* _PROBLEM REQUIREMENTS_
Your task is to repeat the entries word for word while leaving out the pictures.

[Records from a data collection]
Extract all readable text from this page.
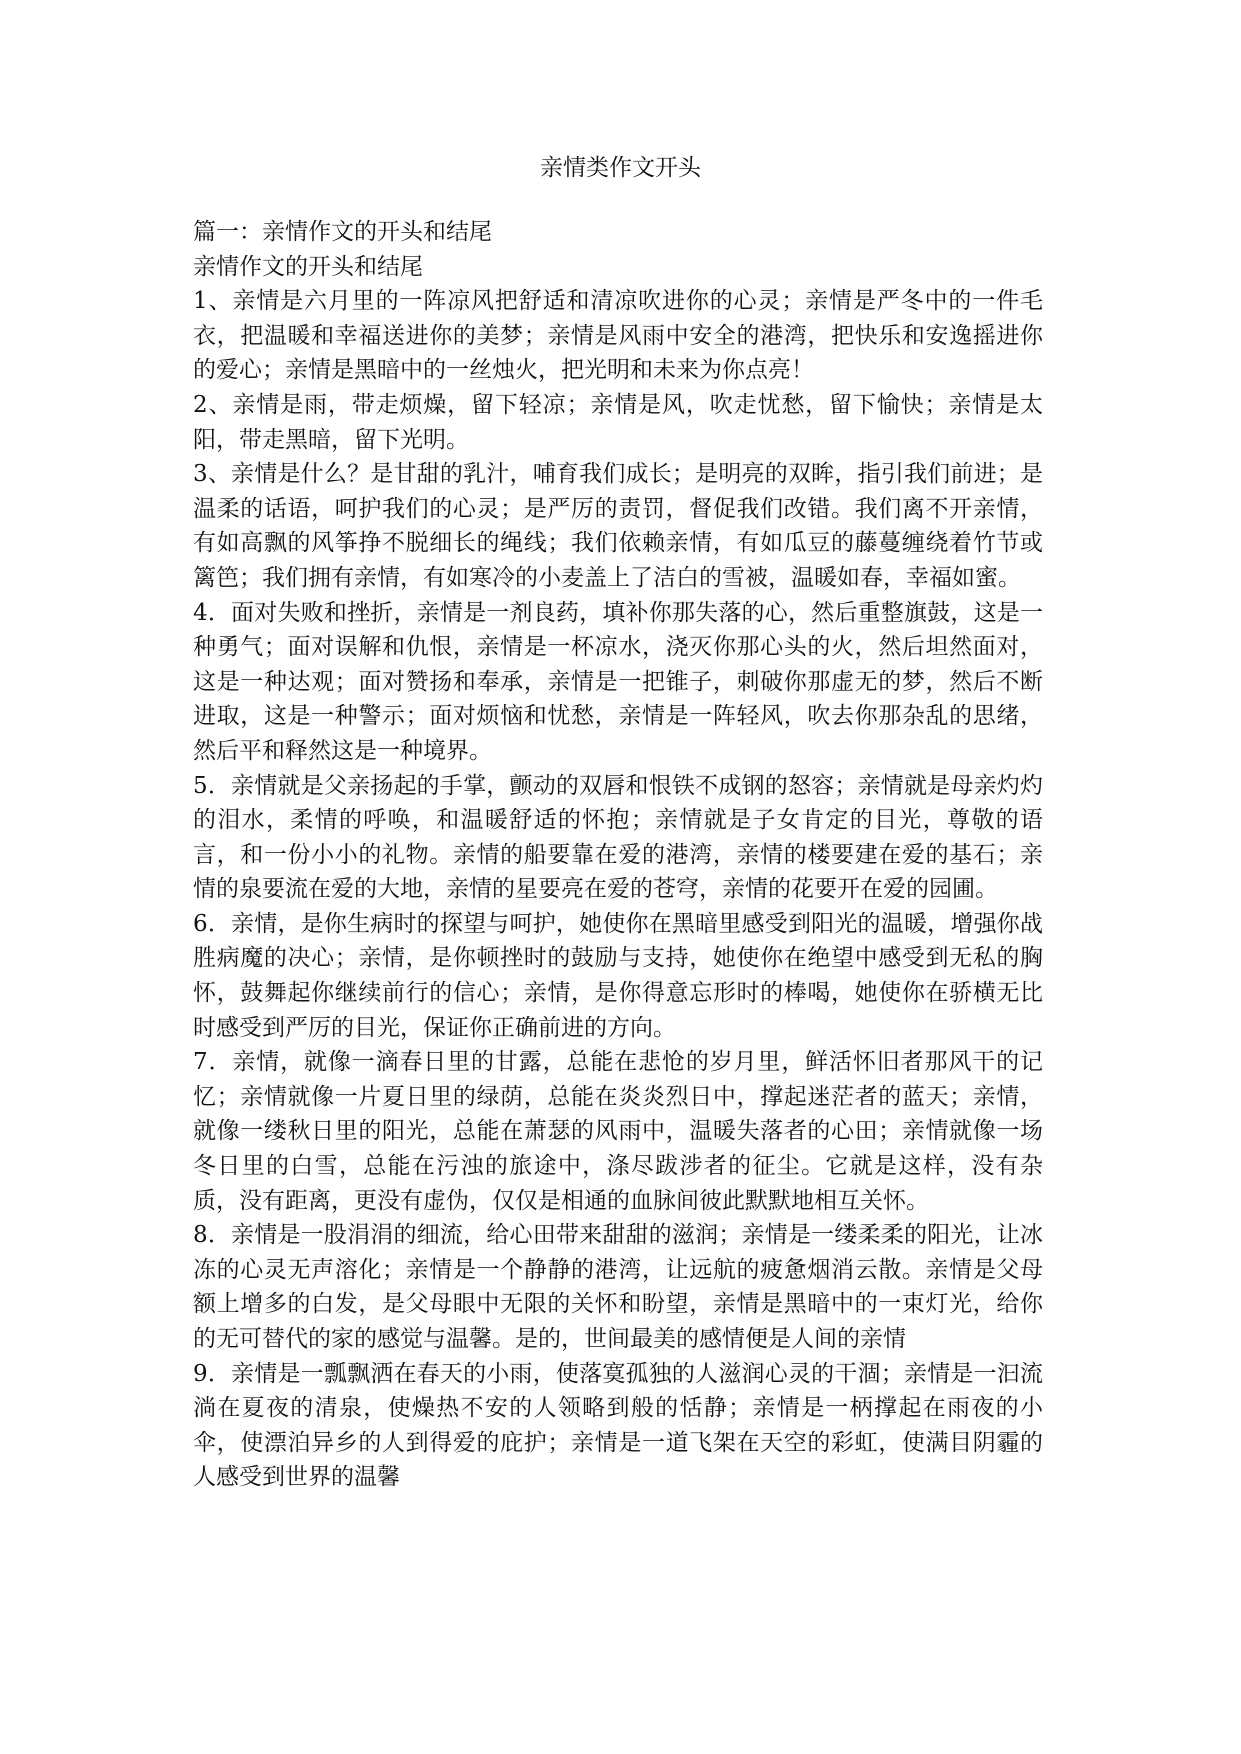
亲情类作文开头

篇一：亲情作文的开头和结尾

亲情作文的开头和结尾

1、亲情是六月里的一阵凉风把舒适和清凉吹进你的心灵；亲情是严冬中的一件毛衣，把温暖和幸福送进你的美梦；亲情是风雨中安全的港湾，把快乐和安逸摇进你的爱心；亲情是黑暗中的一丝烛火，把光明和未来为你点亮！

2、亲情是雨，带走烦燥，留下轻凉；亲情是风，吹走忧愁，留下愉快；亲情是太阳，带走黑暗，留下光明。

3、亲情是什么？是甘甜的乳汁，哺育我们成长；是明亮的双眸，指引我们前进；是温柔的话语，呵护我们的心灵；是严厉的责罚，督促我们改错。我们离不开亲情，有如高飘的风筝挣不脱细长的绳线；我们依赖亲情，有如瓜豆的藤蔓缠绕着竹节或篱笆；我们拥有亲情，有如寒冷的小麦盖上了洁白的雪被，温暖如春，幸福如蜜。

4．面对失败和挫折，亲情是一剂良药，填补你那失落的心，然后重整旗鼓，这是一种勇气；面对误解和仇恨，亲情是一杯凉水，浇灭你那心头的火，然后坦然面对，这是一种达观；面对赞扬和奉承，亲情是一把锥子，刺破你那虚无的梦，然后不断进取，这是一种警示；面对烦恼和忧愁，亲情是一阵轻风，吹去你那杂乱的思绪，然后平和释然这是一种境界。

5．亲情就是父亲扬起的手掌，颤动的双唇和恨铁不成钢的怒容；亲情就是母亲灼灼的泪水，柔情的呼唤，和温暖舒适的怀抱；亲情就是子女肯定的目光，尊敬的语言，和一份小小的礼物。亲情的船要靠在爱的港湾，亲情的楼要建在爱的基石；亲情的泉要流在爱的大地，亲情的星要亮在爱的苍穹，亲情的花要开在爱的园圃。

6．亲情，是你生病时的探望与呵护，她使你在黑暗里感受到阳光的温暖，增强你战胜病魔的决心；亲情，是你顿挫时的鼓励与支持，她使你在绝望中感受到无私的胸怀，鼓舞起你继续前行的信心；亲情，是你得意忘形时的棒喝，她使你在骄横无比时感受到严厉的目光，保证你正确前进的方向。

7．亲情，就像一滴春日里的甘露，总能在悲怆的岁月里，鲜活怀旧者那风干的记忆；亲情就像一片夏日里的绿荫，总能在炎炎烈日中，撑起迷茫者的蓝天；亲情，就像一缕秋日里的阳光，总能在萧瑟的风雨中，温暖失落者的心田；亲情就像一场冬日里的白雪，总能在污浊的旅途中，涤尽跋涉者的征尘。它就是这样，没有杂质，没有距离，更没有虚伪，仅仅是相通的血脉间彼此默默地相互关怀。

8．亲情是一股涓涓的细流，给心田带来甜甜的滋润；亲情是一缕柔柔的阳光，让冰冻的心灵无声溶化；亲情是一个静静的港湾，让远航的疲惫烟消云散。亲情是父母额上增多的白发，是父母眼中无限的关怀和盼望，亲情是黑暗中的一束灯光，给你的无可替代的家的感觉与温馨。是的，世间最美的感情便是人间的亲情

9．亲情是一瓢飘洒在春天的小雨，使落寞孤独的人滋润心灵的干涸；亲情是一汩流淌在夏夜的清泉，使燥热不安的人领略到般的恬静；亲情是一柄撑起在雨夜的小伞，使漂泊异乡的人到得爱的庇护；亲情是一道飞架在天空的彩虹，使满目阴霾的人感受到世界的温馨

* _ANSWER TO THE TASK_
Extract all readable text from this page.
亲情类作文开头

篇一：亲情作文的开头和结尾

亲情作文的开头和结尾

1、亲情是六月里的一阵凉风把舒适和清凉吹进你的心灵；亲情是严冬中的一件毛衣，把温暖和幸福送进你的美梦；亲情是风雨中安全的港湾，把快乐和安逸摇进你的爱心；亲情是黑暗中的一丝烛火，把光明和未来为你点亮！

2、亲情是雨，带走烦燥，留下轻凉；亲情是风，吹走忧愁，留下愉快；亲情是太阳，带走黑暗，留下光明。

3、亲情是什么？是甘甜的乳汁，哺育我们成长；是明亮的双眸，指引我们前进；是温柔的话语，呵护我们的心灵；是严厉的责罚，督促我们改错。我们离不开亲情，有如高飘的风筝挣不脱细长的绳线；我们依赖亲情，有如瓜豆的藤蔓缠绕着竹节或篱笆；我们拥有亲情，有如寒冷的小麦盖上了洁白的雪被，温暖如春，幸福如蜜。

4．面对失败和挫折，亲情是一剂良药，填补你那失落的心，然后重整旗鼓，这是一种勇气；面对误解和仇恨，亲情是一杯凉水，浇灭你那心头的火，然后坦然面对，这是一种达观；面对赞扬和奉承，亲情是一把锥子，刺破你那虚无的梦，然后不断进取，这是一种警示；面对烦恼和忧愁，亲情是一阵轻风，吹去你那杂乱的思绪，然后平和释然这是一种境界。

5．亲情就是父亲扬起的手掌，颤动的双唇和恨铁不成钢的怒容；亲情就是母亲灼灼的泪水，柔情的呼唤，和温暖舒适的怀抱；亲情就是子女肯定的目光，尊敬的语言，和一份小小的礼物。亲情的船要靠在爱的港湾，亲情的楼要建在爱的基石；亲情的泉要流在爱的大地，亲情的星要亮在爱的苍穹，亲情的花要开在爱的园圃。

6．亲情，是你生病时的探望与呵护，她使你在黑暗里感受到阳光的温暖，增强你战胜病魔的决心；亲情，是你顿挫时的鼓励与支持，她使你在绝望中感受到无私的胸怀，鼓舞起你继续前行的信心；亲情，是你得意忘形时的棒喝，她使你在骄横无比时感受到严厉的目光，保证你正确前进的方向。

7．亲情，就像一滴春日里的甘露，总能在悲怆的岁月里，鲜活怀旧者那风干的记忆；亲情就像一片夏日里的绿荫，总能在炎炎烈日中，撑起迷茫者的蓝天；亲情，就像一缕秋日里的阳光，总能在萧瑟的风雨中，温暖失落者的心田；亲情就像一场冬日里的白雪，总能在污浊的旅途中，涤尽跋涉者的征尘。它就是这样，没有杂质，没有距离，更没有虚伪，仅仅是相通的血脉间彼此默默地相互关怀。

8．亲情是一股涓涓的细流，给心田带来甜甜的滋润；亲情是一缕柔柔的阳光，让冰冻的心灵无声溶化；亲情是一个静静的港湾，让远航的疲惫烟消云散。亲情是父母额上增多的白发，是父母眼中无限的关怀和盼望，亲情是黑暗中的一束灯光，给你的无可替代的家的感觉与温馨。是的，世间最美的感情便是人间的亲情

9．亲情是一瓢飘洒在春天的小雨，使落寞孤独的人滋润心灵的干涸；亲情是一汩流淌在夏夜的清泉，使燥热不安的人领略到般的恬静；亲情是一柄撑起在雨夜的小伞，使漂泊异乡的人到得爱的庇护；亲情是一道飞架在天空的彩虹，使满目阴霾的人感受到世界的温馨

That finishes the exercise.